==== STORED RECORDS

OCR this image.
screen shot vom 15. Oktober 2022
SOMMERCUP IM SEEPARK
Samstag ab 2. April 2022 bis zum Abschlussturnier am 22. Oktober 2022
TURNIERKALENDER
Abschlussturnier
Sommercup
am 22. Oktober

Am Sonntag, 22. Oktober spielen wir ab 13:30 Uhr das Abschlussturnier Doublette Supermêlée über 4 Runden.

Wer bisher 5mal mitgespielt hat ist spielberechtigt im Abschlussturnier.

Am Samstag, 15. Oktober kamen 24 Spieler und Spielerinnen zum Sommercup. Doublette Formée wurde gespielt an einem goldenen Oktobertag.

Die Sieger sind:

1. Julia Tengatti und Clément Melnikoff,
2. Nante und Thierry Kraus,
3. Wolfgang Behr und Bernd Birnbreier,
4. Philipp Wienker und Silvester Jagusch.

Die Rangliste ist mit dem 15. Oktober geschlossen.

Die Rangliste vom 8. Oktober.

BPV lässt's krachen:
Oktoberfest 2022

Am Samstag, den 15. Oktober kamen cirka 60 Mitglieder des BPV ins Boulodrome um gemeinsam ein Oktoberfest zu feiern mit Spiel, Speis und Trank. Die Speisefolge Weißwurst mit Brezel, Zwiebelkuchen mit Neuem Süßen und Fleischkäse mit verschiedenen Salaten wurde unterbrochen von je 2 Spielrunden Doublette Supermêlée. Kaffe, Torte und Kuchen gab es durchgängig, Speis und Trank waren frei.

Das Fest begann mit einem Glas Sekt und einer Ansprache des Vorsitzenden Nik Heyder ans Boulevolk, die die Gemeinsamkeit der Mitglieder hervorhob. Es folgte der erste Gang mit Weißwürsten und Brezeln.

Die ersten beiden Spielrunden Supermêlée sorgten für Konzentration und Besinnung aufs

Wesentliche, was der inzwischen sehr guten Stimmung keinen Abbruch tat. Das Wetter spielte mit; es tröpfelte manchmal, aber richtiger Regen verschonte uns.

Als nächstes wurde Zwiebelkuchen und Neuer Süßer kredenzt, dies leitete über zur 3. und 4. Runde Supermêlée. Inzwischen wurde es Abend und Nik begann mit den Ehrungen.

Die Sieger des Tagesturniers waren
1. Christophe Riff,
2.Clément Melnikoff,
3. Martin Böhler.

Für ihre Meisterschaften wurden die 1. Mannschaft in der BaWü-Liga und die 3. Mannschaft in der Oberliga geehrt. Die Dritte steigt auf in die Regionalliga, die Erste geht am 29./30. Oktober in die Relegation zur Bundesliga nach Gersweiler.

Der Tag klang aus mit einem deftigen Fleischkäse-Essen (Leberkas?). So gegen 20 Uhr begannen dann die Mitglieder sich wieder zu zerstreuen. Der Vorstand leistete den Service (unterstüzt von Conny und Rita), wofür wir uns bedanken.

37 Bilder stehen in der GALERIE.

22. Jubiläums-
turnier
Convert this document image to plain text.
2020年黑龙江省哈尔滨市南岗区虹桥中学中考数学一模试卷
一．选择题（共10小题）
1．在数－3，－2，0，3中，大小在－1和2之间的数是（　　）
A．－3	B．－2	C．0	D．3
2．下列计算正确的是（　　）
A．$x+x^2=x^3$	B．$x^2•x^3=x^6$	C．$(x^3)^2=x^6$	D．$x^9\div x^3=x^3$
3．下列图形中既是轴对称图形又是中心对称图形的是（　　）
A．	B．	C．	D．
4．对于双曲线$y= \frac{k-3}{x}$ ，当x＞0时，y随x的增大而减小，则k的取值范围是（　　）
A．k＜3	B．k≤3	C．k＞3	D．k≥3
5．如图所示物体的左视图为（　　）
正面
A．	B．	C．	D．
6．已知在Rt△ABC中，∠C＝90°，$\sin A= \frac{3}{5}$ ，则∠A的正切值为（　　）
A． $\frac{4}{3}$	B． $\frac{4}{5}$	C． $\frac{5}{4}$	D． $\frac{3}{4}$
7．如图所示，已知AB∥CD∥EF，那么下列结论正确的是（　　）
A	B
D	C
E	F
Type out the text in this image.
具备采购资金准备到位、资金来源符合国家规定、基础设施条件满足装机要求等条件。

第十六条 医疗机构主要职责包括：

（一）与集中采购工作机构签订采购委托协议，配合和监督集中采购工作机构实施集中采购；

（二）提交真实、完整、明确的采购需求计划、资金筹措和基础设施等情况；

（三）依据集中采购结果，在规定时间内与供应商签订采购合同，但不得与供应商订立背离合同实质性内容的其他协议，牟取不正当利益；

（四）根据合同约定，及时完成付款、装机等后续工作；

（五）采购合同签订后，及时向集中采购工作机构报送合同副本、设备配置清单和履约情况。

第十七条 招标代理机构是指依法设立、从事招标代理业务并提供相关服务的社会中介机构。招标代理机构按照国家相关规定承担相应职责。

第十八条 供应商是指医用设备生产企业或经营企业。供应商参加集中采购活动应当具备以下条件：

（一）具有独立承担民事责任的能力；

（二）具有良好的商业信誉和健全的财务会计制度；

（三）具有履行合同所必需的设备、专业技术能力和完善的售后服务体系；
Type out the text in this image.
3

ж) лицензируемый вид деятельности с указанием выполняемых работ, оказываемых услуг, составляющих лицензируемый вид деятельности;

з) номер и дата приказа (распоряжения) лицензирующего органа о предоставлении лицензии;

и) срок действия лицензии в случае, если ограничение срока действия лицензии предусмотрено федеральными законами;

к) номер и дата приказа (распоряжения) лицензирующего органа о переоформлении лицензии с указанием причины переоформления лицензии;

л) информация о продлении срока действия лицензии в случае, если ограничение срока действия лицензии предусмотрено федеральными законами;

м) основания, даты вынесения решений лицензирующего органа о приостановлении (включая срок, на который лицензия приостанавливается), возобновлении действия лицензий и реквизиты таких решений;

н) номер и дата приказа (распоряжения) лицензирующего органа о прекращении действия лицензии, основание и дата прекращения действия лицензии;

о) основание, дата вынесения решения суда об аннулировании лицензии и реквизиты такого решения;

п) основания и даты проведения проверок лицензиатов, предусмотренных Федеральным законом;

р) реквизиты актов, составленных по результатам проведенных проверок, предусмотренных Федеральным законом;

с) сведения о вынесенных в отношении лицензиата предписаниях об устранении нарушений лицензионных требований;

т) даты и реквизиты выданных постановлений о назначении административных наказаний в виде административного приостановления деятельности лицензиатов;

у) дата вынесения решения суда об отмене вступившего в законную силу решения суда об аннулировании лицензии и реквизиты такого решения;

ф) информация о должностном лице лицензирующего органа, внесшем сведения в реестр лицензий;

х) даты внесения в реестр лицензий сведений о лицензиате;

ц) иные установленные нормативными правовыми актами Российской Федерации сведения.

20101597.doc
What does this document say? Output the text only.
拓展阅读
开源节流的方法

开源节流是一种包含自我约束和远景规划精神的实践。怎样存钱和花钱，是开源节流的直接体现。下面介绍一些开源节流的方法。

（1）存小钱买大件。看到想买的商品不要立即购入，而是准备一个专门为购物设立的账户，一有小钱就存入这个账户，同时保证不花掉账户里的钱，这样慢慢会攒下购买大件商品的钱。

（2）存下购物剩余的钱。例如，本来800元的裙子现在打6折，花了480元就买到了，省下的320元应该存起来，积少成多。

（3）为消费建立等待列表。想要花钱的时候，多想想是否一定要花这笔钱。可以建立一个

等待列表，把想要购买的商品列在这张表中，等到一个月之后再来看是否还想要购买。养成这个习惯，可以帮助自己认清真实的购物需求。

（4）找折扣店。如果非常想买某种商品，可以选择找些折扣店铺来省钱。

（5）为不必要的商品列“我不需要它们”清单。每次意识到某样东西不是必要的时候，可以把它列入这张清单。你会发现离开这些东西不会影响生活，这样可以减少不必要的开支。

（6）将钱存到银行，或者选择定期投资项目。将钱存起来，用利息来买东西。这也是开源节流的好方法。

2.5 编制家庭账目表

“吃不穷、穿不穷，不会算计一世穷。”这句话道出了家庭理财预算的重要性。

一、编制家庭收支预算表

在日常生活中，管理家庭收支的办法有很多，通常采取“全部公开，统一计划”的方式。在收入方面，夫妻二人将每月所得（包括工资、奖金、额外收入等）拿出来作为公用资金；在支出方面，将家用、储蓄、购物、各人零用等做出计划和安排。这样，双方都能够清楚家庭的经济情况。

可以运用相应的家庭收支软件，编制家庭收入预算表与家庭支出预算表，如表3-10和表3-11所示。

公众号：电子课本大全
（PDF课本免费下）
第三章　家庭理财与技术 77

========

■ **PROBLEM DESCRIPTION**: Using the listing above, pull out all lines that hold the word "Melnikoff".

■ **TASK RESPONSE**:
1. Julia Tengatti und Clément Melnikoff,
2.Clément Melnikoff,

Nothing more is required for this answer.